* **What to do**:
Copy the records below word for word, leaving out the pictures.

## begin Entries provided

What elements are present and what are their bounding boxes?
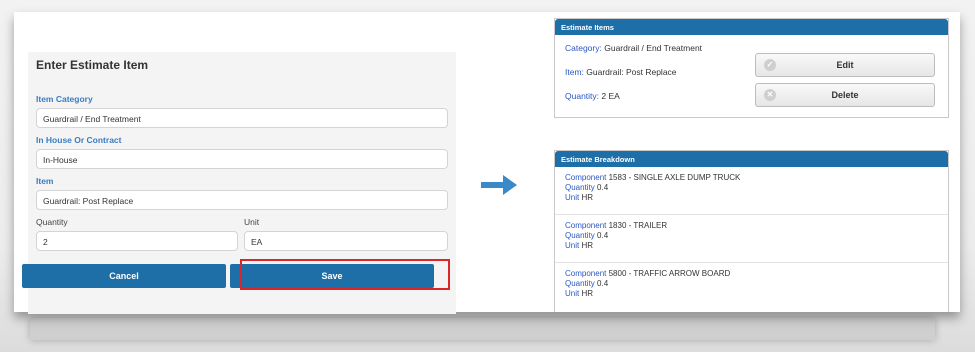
category-value: Guardrail / End Treatment xyxy=(604,43,703,53)
quantity-value: 2 EA xyxy=(601,91,620,101)
delete-label: Delete xyxy=(831,90,859,100)
category-key: Category: xyxy=(565,43,602,53)
quantity-value: 0.4 xyxy=(597,279,609,288)
unit-label: Unit xyxy=(244,217,260,227)
quantity-key: Quantity: xyxy=(565,91,600,101)
item-category-field[interactable]: Guardrail / End Treatment xyxy=(36,108,448,128)
item-category-label: Item Category xyxy=(36,94,93,104)
unit-value: HR xyxy=(581,289,594,298)
item-row: Item: Guardrail: Post Replace xyxy=(565,67,677,77)
quantity-value: 0.4 xyxy=(597,231,609,240)
edit-button[interactable]: ✓ Edit xyxy=(755,53,935,77)
breakdown-item: Component 1583 - SINGLE AXLE DUMP TRUCK … xyxy=(555,169,948,215)
unit-value: HR xyxy=(581,193,594,202)
component-key: Component xyxy=(565,173,607,182)
breakdown-item: Component 1830 - TRAILER Quantity 0.4 Un… xyxy=(555,217,948,263)
unit-key: Unit xyxy=(565,289,580,298)
x-circle-icon: ✕ xyxy=(764,89,776,101)
in-house-field[interactable]: In-House xyxy=(36,149,448,169)
delete-button[interactable]: ✕ Delete xyxy=(755,83,935,107)
component-key: Component xyxy=(565,221,607,230)
check-circle-icon: ✓ xyxy=(764,59,776,71)
component-value: 5800 - TRAFFIC ARROW BOARD xyxy=(608,269,731,278)
edit-label: Edit xyxy=(836,60,854,70)
form-title: Enter Estimate Item xyxy=(36,58,149,72)
estimate-breakdown-card: Estimate Breakdown Component 1583 - SING… xyxy=(554,150,949,312)
unit-key: Unit xyxy=(565,193,580,202)
unit-field[interactable]: EA xyxy=(244,231,448,251)
unit-key: Unit xyxy=(565,241,580,250)
component-value: 1830 - TRAILER xyxy=(608,221,668,230)
save-highlight-box xyxy=(240,259,450,290)
quantity-field[interactable]: 2 xyxy=(36,231,238,251)
estimate-items-card: Estimate Items Category: Guardrail / End… xyxy=(554,18,949,118)
bottom-shadow-band xyxy=(30,318,935,340)
quantity-label: Quantity xyxy=(36,217,68,227)
estimate-items-header: Estimate Items xyxy=(555,19,948,35)
quantity-key: Quantity xyxy=(565,279,595,288)
item-label: Item xyxy=(36,176,54,186)
right-arrow-icon xyxy=(481,175,517,195)
breakdown-item: Component 5800 - TRAFFIC ARROW BOARD Qua… xyxy=(555,265,948,311)
component-key: Component xyxy=(565,269,607,278)
cancel-button[interactable]: Cancel xyxy=(22,264,226,288)
category-row: Category: Guardrail / End Treatment xyxy=(565,43,702,53)
in-house-label: In House Or Contract xyxy=(36,135,122,145)
quantity-value: 0.4 xyxy=(597,183,609,192)
unit-value: HR xyxy=(581,241,594,250)
item-key: Item: xyxy=(565,67,584,77)
quantity-key: Quantity xyxy=(565,183,595,192)
component-value: 1583 - SINGLE AXLE DUMP TRUCK xyxy=(608,173,741,182)
quantity-key: Quantity xyxy=(565,231,595,240)
item-value: Guardrail: Post Replace xyxy=(586,67,677,77)
item-field[interactable]: Guardrail: Post Replace xyxy=(36,190,448,210)
estimate-breakdown-header: Estimate Breakdown xyxy=(555,151,948,167)
quantity-row: Quantity: 2 EA xyxy=(565,91,620,101)
screenshot-canvas: Enter Estimate Item Item Category Guardr… xyxy=(14,12,960,314)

## end Entries provided

* **Completed task**:
What elements are present and what are their bounding boxes?
category-value: Guardrail / End Treatment xyxy=(604,43,703,53)
quantity-value: 2 EA xyxy=(601,91,620,101)
delete-label: Delete xyxy=(831,90,859,100)
category-key: Category: xyxy=(565,43,602,53)
quantity-value: 0.4 xyxy=(597,279,609,288)
unit-label: Unit xyxy=(244,217,260,227)
quantity-key: Quantity: xyxy=(565,91,600,101)
item-category-field[interactable]: Guardrail / End Treatment xyxy=(36,108,448,128)
item-category-label: Item Category xyxy=(36,94,93,104)
unit-value: HR xyxy=(581,289,594,298)
item-row: Item: Guardrail: Post Replace xyxy=(565,67,677,77)
quantity-value: 0.4 xyxy=(597,231,609,240)
edit-button[interactable]: ✓ Edit xyxy=(755,53,935,77)
breakdown-item: Component 1583 - SINGLE AXLE DUMP TRUCK … xyxy=(555,169,948,215)
unit-value: HR xyxy=(581,193,594,202)
component-key: Component xyxy=(565,173,607,182)
breakdown-item: Component 1830 - TRAILER Quantity 0.4 Un… xyxy=(555,217,948,263)
unit-key: Unit xyxy=(565,289,580,298)
x-circle-icon: ✕ xyxy=(764,89,776,101)
in-house-field[interactable]: In-House xyxy=(36,149,448,169)
delete-button[interactable]: ✕ Delete xyxy=(755,83,935,107)
component-key: Component xyxy=(565,221,607,230)
check-circle-icon: ✓ xyxy=(764,59,776,71)
component-value: 5800 - TRAFFIC ARROW BOARD xyxy=(608,269,731,278)
edit-label: Edit xyxy=(836,60,854,70)
form-title: Enter Estimate Item xyxy=(36,58,149,72)
estimate-breakdown-card: Estimate Breakdown Component 1583 - SING… xyxy=(554,150,949,312)
unit-key: Unit xyxy=(565,193,580,202)
unit-field[interactable]: EA xyxy=(244,231,448,251)
unit-key: Unit xyxy=(565,241,580,250)
component-value: 1830 - TRAILER xyxy=(608,221,668,230)
save-highlight-box xyxy=(240,259,450,290)
quantity-field[interactable]: 2 xyxy=(36,231,238,251)
estimate-items-card: Estimate Items Category: Guardrail / End… xyxy=(554,18,949,118)
bottom-shadow-band xyxy=(30,318,935,340)
quantity-label: Quantity xyxy=(36,217,68,227)
estimate-items-header: Estimate Items xyxy=(555,19,948,35)
quantity-key: Quantity xyxy=(565,279,595,288)
item-label: Item xyxy=(36,176,54,186)
right-arrow-icon xyxy=(481,175,517,195)
breakdown-item: Component 5800 - TRAFFIC ARROW BOARD Qua… xyxy=(555,265,948,311)
component-key: Component xyxy=(565,269,607,278)
cancel-button[interactable]: Cancel xyxy=(22,264,226,288)
category-row: Category: Guardrail / End Treatment xyxy=(565,43,702,53)
in-house-label: In House Or Contract xyxy=(36,135,122,145)
quantity-value: 0.4 xyxy=(597,183,609,192)
unit-value: HR xyxy=(581,241,594,250)
item-key: Item: xyxy=(565,67,584,77)
quantity-key: Quantity xyxy=(565,183,595,192)
component-value: 1583 - SINGLE AXLE DUMP TRUCK xyxy=(608,173,741,182)
quantity-key: Quantity xyxy=(565,231,595,240)
item-value: Guardrail: Post Replace xyxy=(586,67,677,77)
item-field[interactable]: Guardrail: Post Replace xyxy=(36,190,448,210)
estimate-breakdown-header: Estimate Breakdown xyxy=(555,151,948,167)
quantity-row: Quantity: 2 EA xyxy=(565,91,620,101)
screenshot-canvas: Enter Estimate Item Item Category Guardr… xyxy=(14,12,960,314)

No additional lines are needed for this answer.